** start of Data to process **

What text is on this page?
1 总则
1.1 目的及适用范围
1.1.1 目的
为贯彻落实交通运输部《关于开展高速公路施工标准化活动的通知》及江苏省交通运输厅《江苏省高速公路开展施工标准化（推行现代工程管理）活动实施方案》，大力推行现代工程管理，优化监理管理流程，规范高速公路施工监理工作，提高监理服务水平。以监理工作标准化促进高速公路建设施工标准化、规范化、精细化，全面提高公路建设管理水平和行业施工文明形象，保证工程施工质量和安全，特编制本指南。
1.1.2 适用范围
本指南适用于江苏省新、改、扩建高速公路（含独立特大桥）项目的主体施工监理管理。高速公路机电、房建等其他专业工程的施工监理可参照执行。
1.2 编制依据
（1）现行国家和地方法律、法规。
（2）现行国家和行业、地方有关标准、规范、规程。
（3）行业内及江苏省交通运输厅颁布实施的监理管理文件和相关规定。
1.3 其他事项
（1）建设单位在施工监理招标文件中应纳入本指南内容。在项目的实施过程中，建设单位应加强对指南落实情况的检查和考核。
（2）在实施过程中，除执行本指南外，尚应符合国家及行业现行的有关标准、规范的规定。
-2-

** end of Data to process **

■ **What you are asked to do**
Write the entire listing out again, word for word.

■ **Output of the exercise**
What text is on this page?
1 总则
1.1 目的及适用范围
1.1.1 目的
为贯彻落实交通运输部《关于开展高速公路施工标准化活动的通知》及江苏省交通运输厅《江苏省高速公路开展施工标准化（推行现代工程管理）活动实施方案》，大力推行现代工程管理，优化监理管理流程，规范高速公路施工监理工作，提高监理服务水平。以监理工作标准化促进高速公路建设施工标准化、规范化、精细化，全面提高公路建设管理水平和行业施工文明形象，保证工程施工质量和安全，特编制本指南。
1.1.2 适用范围
本指南适用于江苏省新、改、扩建高速公路（含独立特大桥）项目的主体施工监理管理。高速公路机电、房建等其他专业工程的施工监理可参照执行。
1.2 编制依据
（1）现行国家和地方法律、法规。
（2）现行国家和行业、地方有关标准、规范、规程。
（3）行业内及江苏省交通运输厅颁布实施的监理管理文件和相关规定。
1.3 其他事项
（1）建设单位在施工监理招标文件中应纳入本指南内容。在项目的实施过程中，建设单位应加强对指南落实情况的检查和考核。
（2）在实施过程中，除执行本指南外，尚应符合国家及行业现行的有关标准、规范的规定。
-2-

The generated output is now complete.